To be done:
Exactly repeat the material, dropping only the pictures.

╭─ Data extract

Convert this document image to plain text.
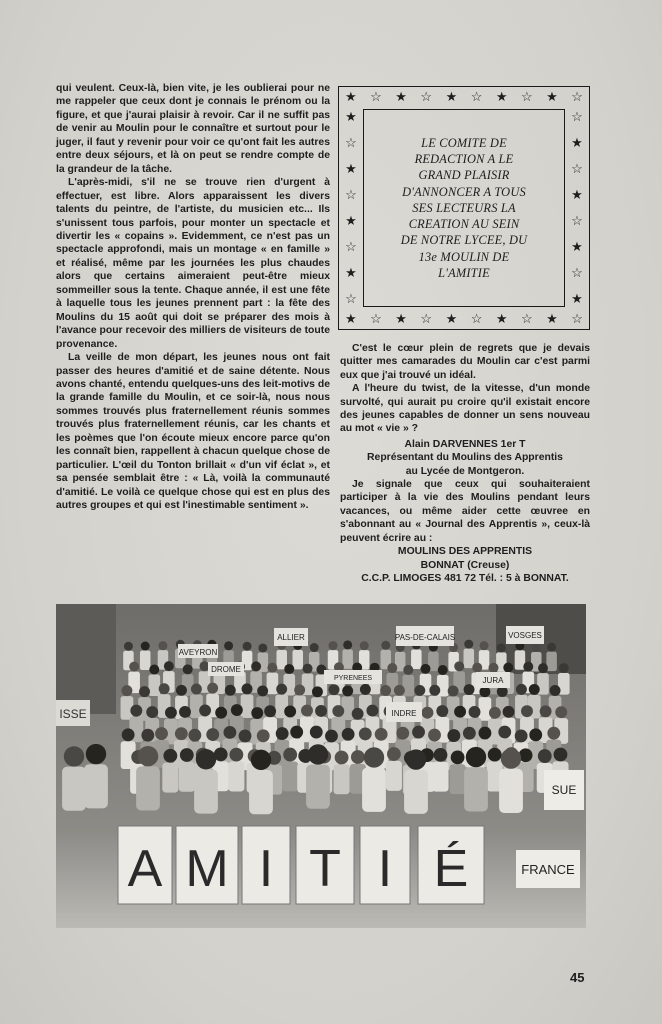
qui veulent. Ceux-là, bien vite, je les oublierai pour ne me rappeler que ceux dont je connais le prénom ou la figure, et que j'aurai plaisir à revoir. Car il ne suffit pas de venir au Moulin pour le connaître et surtout pour le juger, il faut y revenir pour voir ce qu'ont fait les autres entre deux séjours, et là on peut se rendre compte de la grandeur de la tâche.

L'après-midi, s'il ne se trouve rien d'urgent à effectuer, est libre. Alors apparaissent les divers talents du peintre, de l'artiste, du musicien etc... Ils s'unissent tous parfois, pour monter un spectacle et divertir les « copains ». Evidemment, ce n'est pas un spectacle approfondi, mais un montage « en famille » et réalisé, même par les journées les plus chaudes alors que certains aimeraient peut-être mieux sommeiller sous la tente. Chaque année, il est une fête à laquelle tous les jeunes prennent part : la fête des Moulins du 15 août qui doit se préparer des mois à l'avance pour recevoir des milliers de visiteurs de toute provenance.

La veille de mon départ, les jeunes nous ont fait passer des heures d'amitié et de saine détente. Nous avons chanté, entendu quelques-uns des leit-motivs de la grande famille du Moulin, et ce soir-là, nous nous sommes trouvés plus fraternellement réunis sommes trouvés plus fraternellement réunis, car les chants et les poèmes que l'on écoute mieux encore parce qu'on les connaît bien, rappellent à chacun quelque chose de particulier. L'œil du Tonton brillait « d'un vif éclat », et sa pensée semblait être : « Là, voilà la communauté d'amitié. Le voilà ce quelque chose qui est en plus des autres groupes et qui est l'inestimable sentiment ».

★ ☆ ★ ☆ ★ ☆ ★ ☆ ★ ☆
★
☆
★
☆
★
☆
★
☆
☆
★
☆
★
☆
★
☆
★
LE COMITE DE
REDACTION A LE
GRAND PLAISIR
D'ANNONCER A TOUS
SES LECTEURS LA
CREATION AU SEIN
DE NOTRE LYCEE, DU
13e MOULIN DE
L'AMITIE
★ ☆ ★ ☆ ★ ☆ ★ ☆ ★ ☆

C'est le cœur plein de regrets que je devais quitter mes camarades du Moulin car c'est parmi eux que j'ai trouvé un idéal.

A l'heure du twist, de la vitesse, d'un monde survolté, qui aurait pu croire qu'il existait encore des jeunes capables de donner un sens nouveau au mot « vie » ?

Alain DARVENNES 1er T
Représentant du Moulins des Apprentis
au Lycée de Montgeron.

Je signale que ceux qui souhaiteraient participer à la vie des Moulins pendant leurs vacances, ou même aider cette œuvree en s'abonnant au « Journal des Apprentis », ceux-là peuvent écrire au :

MOULINS DES APPRENTIS
BONNAT (Creuse)
C.C.P. LIMOGES 481 72 Tél. : 5 à BONNAT.
AVEYRON
ALLIER	PAS-DE-CALAIS	VOSGES
DROME
ISSE
FRANCE
SUE
JURA
INDRE
PYRENEES
A M I T I É
45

╰─

Reply:
Convert this document image to plain text.
qui veulent. Ceux-là, bien vite, je les oublierai pour ne me rappeler que ceux dont je connais le prénom ou la figure, et que j'aurai plaisir à revoir. Car il ne suffit pas de venir au Moulin pour le connaître et surtout pour le juger, il faut y revenir pour voir ce qu'ont fait les autres entre deux séjours, et là on peut se rendre compte de la grandeur de la tâche.

L'après-midi, s'il ne se trouve rien d'urgent à effectuer, est libre. Alors apparaissent les divers talents du peintre, de l'artiste, du musicien etc... Ils s'unissent tous parfois, pour monter un spectacle et divertir les « copains ». Evidemment, ce n'est pas un spectacle approfondi, mais un montage « en famille » et réalisé, même par les journées les plus chaudes alors que certains aimeraient peut-être mieux sommeiller sous la tente. Chaque année, il est une fête à laquelle tous les jeunes prennent part : la fête des Moulins du 15 août qui doit se préparer des mois à l'avance pour recevoir des milliers de visiteurs de toute provenance.

La veille de mon départ, les jeunes nous ont fait passer des heures d'amitié et de saine détente. Nous avons chanté, entendu quelques-uns des leit-motivs de la grande famille du Moulin, et ce soir-là, nous nous sommes trouvés plus fraternellement réunis sommes trouvés plus fraternellement réunis, car les chants et les poèmes que l'on écoute mieux encore parce qu'on les connaît bien, rappellent à chacun quelque chose de particulier. L'œil du Tonton brillait « d'un vif éclat », et sa pensée semblait être : « Là, voilà la communauté d'amitié. Le voilà ce quelque chose qui est en plus des autres groupes et qui est l'inestimable sentiment ».

★ ☆ ★ ☆ ★ ☆ ★ ☆ ★ ☆
★
☆
★
☆
★
☆
★
☆
☆
★
☆
★
☆
★
☆
★
LE COMITE DE
REDACTION A LE
GRAND PLAISIR
D'ANNONCER A TOUS
SES LECTEURS LA
CREATION AU SEIN
DE NOTRE LYCEE, DU
13e MOULIN DE
L'AMITIE
★ ☆ ★ ☆ ★ ☆ ★ ☆ ★ ☆

C'est le cœur plein de regrets que je devais quitter mes camarades du Moulin car c'est parmi eux que j'ai trouvé un idéal.

A l'heure du twist, de la vitesse, d'un monde survolté, qui aurait pu croire qu'il existait encore des jeunes capables de donner un sens nouveau au mot « vie » ?

Alain DARVENNES 1er T
Représentant du Moulins des Apprentis
au Lycée de Montgeron.

Je signale que ceux qui souhaiteraient participer à la vie des Moulins pendant leurs vacances, ou même aider cette œuvree en s'abonnant au « Journal des Apprentis », ceux-là peuvent écrire au :

MOULINS DES APPRENTIS
BONNAT (Creuse)
C.C.P. LIMOGES 481 72 Tél. : 5 à BONNAT.
AVEYRON
ALLIER	PAS-DE-CALAIS	VOSGES
DROME
ISSE
FRANCE
SUE
JURA
INDRE
PYRENEES
A M I T I É
45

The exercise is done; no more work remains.